> [YOUR TASK]: Each entry below should be reproduced character for character.

> [RECORDS FOR THIS TASK]:
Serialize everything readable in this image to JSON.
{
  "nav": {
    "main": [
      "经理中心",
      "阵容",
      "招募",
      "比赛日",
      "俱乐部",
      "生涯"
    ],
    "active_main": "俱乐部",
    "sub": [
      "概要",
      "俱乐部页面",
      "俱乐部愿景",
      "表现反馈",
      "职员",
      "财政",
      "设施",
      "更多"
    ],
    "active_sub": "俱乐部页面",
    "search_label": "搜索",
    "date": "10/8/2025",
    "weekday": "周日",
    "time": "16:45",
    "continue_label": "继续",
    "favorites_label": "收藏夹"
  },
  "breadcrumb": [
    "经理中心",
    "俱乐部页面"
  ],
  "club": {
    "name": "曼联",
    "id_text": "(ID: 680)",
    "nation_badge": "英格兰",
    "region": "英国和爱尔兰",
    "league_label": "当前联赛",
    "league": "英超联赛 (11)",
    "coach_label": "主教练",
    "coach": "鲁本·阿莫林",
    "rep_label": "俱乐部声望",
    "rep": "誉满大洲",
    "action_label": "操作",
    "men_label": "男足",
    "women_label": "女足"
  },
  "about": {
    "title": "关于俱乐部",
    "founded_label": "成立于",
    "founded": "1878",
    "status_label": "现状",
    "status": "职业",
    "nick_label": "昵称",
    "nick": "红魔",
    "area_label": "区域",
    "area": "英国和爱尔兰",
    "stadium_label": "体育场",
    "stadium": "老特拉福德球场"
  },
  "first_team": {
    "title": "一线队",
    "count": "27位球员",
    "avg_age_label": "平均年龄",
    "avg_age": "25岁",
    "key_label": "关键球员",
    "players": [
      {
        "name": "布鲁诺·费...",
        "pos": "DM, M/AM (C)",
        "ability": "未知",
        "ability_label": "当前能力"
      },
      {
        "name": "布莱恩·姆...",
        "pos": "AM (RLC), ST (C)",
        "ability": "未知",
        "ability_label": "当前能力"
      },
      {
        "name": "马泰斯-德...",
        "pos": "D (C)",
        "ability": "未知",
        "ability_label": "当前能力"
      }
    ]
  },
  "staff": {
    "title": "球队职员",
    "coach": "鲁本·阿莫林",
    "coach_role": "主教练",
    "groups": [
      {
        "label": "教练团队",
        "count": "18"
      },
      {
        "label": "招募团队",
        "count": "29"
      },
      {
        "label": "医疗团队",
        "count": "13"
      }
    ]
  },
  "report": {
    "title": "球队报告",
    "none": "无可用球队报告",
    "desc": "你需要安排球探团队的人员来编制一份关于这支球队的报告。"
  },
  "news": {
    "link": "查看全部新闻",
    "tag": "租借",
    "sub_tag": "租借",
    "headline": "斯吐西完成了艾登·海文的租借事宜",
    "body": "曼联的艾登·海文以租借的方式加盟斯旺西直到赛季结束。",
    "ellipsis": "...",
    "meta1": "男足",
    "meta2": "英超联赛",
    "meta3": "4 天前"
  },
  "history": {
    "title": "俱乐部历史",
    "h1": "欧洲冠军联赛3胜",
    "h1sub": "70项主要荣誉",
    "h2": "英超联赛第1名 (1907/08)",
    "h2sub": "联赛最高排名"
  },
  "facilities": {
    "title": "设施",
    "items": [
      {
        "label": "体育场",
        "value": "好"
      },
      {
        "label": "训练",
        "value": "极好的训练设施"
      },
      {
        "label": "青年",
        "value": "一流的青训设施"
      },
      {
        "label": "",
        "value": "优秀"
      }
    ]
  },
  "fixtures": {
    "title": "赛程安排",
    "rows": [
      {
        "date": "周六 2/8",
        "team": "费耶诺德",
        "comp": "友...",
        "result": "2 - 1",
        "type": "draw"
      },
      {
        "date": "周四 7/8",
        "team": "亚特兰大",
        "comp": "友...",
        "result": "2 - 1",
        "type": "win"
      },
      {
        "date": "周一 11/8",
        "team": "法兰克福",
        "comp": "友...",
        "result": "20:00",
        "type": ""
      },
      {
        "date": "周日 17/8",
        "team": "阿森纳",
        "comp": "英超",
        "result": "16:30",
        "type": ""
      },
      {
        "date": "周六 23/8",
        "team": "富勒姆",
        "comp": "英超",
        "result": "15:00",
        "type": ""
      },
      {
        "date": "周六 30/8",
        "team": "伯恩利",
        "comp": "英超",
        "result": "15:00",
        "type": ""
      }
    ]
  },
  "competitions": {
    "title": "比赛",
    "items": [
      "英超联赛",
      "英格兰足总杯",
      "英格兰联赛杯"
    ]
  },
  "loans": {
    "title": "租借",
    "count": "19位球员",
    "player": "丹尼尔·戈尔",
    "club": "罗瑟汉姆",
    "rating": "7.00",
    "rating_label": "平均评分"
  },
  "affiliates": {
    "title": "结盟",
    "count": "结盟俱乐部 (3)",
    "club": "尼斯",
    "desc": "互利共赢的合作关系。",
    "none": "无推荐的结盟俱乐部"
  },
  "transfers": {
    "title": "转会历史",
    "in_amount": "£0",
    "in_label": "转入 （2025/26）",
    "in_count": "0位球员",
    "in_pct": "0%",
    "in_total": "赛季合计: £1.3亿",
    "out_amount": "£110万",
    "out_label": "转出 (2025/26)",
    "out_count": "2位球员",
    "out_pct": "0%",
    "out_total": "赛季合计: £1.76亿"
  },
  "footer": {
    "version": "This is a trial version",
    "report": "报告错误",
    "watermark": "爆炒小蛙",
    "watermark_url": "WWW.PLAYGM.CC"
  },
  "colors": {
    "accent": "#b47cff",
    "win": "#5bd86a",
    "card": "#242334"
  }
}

> [RESPONSE TO THE EXERCISE]:
Serialize everything readable in this image to JSON.
{
  "nav": {
    "main": [
      "经理中心",
      "阵容",
      "招募",
      "比赛日",
      "俱乐部",
      "生涯"
    ],
    "active_main": "俱乐部",
    "sub": [
      "概要",
      "俱乐部页面",
      "俱乐部愿景",
      "表现反馈",
      "职员",
      "财政",
      "设施",
      "更多"
    ],
    "active_sub": "俱乐部页面",
    "search_label": "搜索",
    "date": "10/8/2025",
    "weekday": "周日",
    "time": "16:45",
    "continue_label": "继续",
    "favorites_label": "收藏夹"
  },
  "breadcrumb": [
    "经理中心",
    "俱乐部页面"
  ],
  "club": {
    "name": "曼联",
    "id_text": "(ID: 680)",
    "nation_badge": "英格兰",
    "region": "英国和爱尔兰",
    "league_label": "当前联赛",
    "league": "英超联赛 (11)",
    "coach_label": "主教练",
    "coach": "鲁本·阿莫林",
    "rep_label": "俱乐部声望",
    "rep": "誉满大洲",
    "action_label": "操作",
    "men_label": "男足",
    "women_label": "女足"
  },
  "about": {
    "title": "关于俱乐部",
    "founded_label": "成立于",
    "founded": "1878",
    "status_label": "现状",
    "status": "职业",
    "nick_label": "昵称",
    "nick": "红魔",
    "area_label": "区域",
    "area": "英国和爱尔兰",
    "stadium_label": "体育场",
    "stadium": "老特拉福德球场"
  },
  "first_team": {
    "title": "一线队",
    "count": "27位球员",
    "avg_age_label": "平均年龄",
    "avg_age": "25岁",
    "key_label": "关键球员",
    "players": [
      {
        "name": "布鲁诺·费...",
        "pos": "DM, M/AM (C)",
        "ability": "未知",
        "ability_label": "当前能力"
      },
      {
        "name": "布莱恩·姆...",
        "pos": "AM (RLC), ST (C)",
        "ability": "未知",
        "ability_label": "当前能力"
      },
      {
        "name": "马泰斯-德...",
        "pos": "D (C)",
        "ability": "未知",
        "ability_label": "当前能力"
      }
    ]
  },
  "staff": {
    "title": "球队职员",
    "coach": "鲁本·阿莫林",
    "coach_role": "主教练",
    "groups": [
      {
        "label": "教练团队",
        "count": "18"
      },
      {
        "label": "招募团队",
        "count": "29"
      },
      {
        "label": "医疗团队",
        "count": "13"
      }
    ]
  },
  "report": {
    "title": "球队报告",
    "none": "无可用球队报告",
    "desc": "你需要安排球探团队的人员来编制一份关于这支球队的报告。"
  },
  "news": {
    "link": "查看全部新闻",
    "tag": "租借",
    "sub_tag": "租借",
    "headline": "斯吐西完成了艾登·海文的租借事宜",
    "body": "曼联的艾登·海文以租借的方式加盟斯旺西直到赛季结束。",
    "ellipsis": "...",
    "meta1": "男足",
    "meta2": "英超联赛",
    "meta3": "4 天前"
  },
  "history": {
    "title": "俱乐部历史",
    "h1": "欧洲冠军联赛3胜",
    "h1sub": "70项主要荣誉",
    "h2": "英超联赛第1名 (1907/08)",
    "h2sub": "联赛最高排名"
  },
  "facilities": {
    "title": "设施",
    "items": [
      {
        "label": "体育场",
        "value": "好"
      },
      {
        "label": "训练",
        "value": "极好的训练设施"
      },
      {
        "label": "青年",
        "value": "一流的青训设施"
      },
      {
        "label": "",
        "value": "优秀"
      }
    ]
  },
  "fixtures": {
    "title": "赛程安排",
    "rows": [
      {
        "date": "周六 2/8",
        "team": "费耶诺德",
        "comp": "友...",
        "result": "2 - 1",
        "type": "draw"
      },
      {
        "date": "周四 7/8",
        "team": "亚特兰大",
        "comp": "友...",
        "result": "2 - 1",
        "type": "win"
      },
      {
        "date": "周一 11/8",
        "team": "法兰克福",
        "comp": "友...",
        "result": "20:00",
        "type": ""
      },
      {
        "date": "周日 17/8",
        "team": "阿森纳",
        "comp": "英超",
        "result": "16:30",
        "type": ""
      },
      {
        "date": "周六 23/8",
        "team": "富勒姆",
        "comp": "英超",
        "result": "15:00",
        "type": ""
      },
      {
        "date": "周六 30/8",
        "team": "伯恩利",
        "comp": "英超",
        "result": "15:00",
        "type": ""
      }
    ]
  },
  "competitions": {
    "title": "比赛",
    "items": [
      "英超联赛",
      "英格兰足总杯",
      "英格兰联赛杯"
    ]
  },
  "loans": {
    "title": "租借",
    "count": "19位球员",
    "player": "丹尼尔·戈尔",
    "club": "罗瑟汉姆",
    "rating": "7.00",
    "rating_label": "平均评分"
  },
  "affiliates": {
    "title": "结盟",
    "count": "结盟俱乐部 (3)",
    "club": "尼斯",
    "desc": "互利共赢的合作关系。",
    "none": "无推荐的结盟俱乐部"
  },
  "transfers": {
    "title": "转会历史",
    "in_amount": "£0",
    "in_label": "转入 （2025/26）",
    "in_count": "0位球员",
    "in_pct": "0%",
    "in_total": "赛季合计: £1.3亿",
    "out_amount": "£110万",
    "out_label": "转出 (2025/26)",
    "out_count": "2位球员",
    "out_pct": "0%",
    "out_total": "赛季合计: £1.76亿"
  },
  "footer": {
    "version": "This is a trial version",
    "report": "报告错误",
    "watermark": "爆炒小蛙",
    "watermark_url": "WWW.PLAYGM.CC"
  },
  "colors": {
    "accent": "#b47cff",
    "win": "#5bd86a",
    "card": "#242334"
  }
}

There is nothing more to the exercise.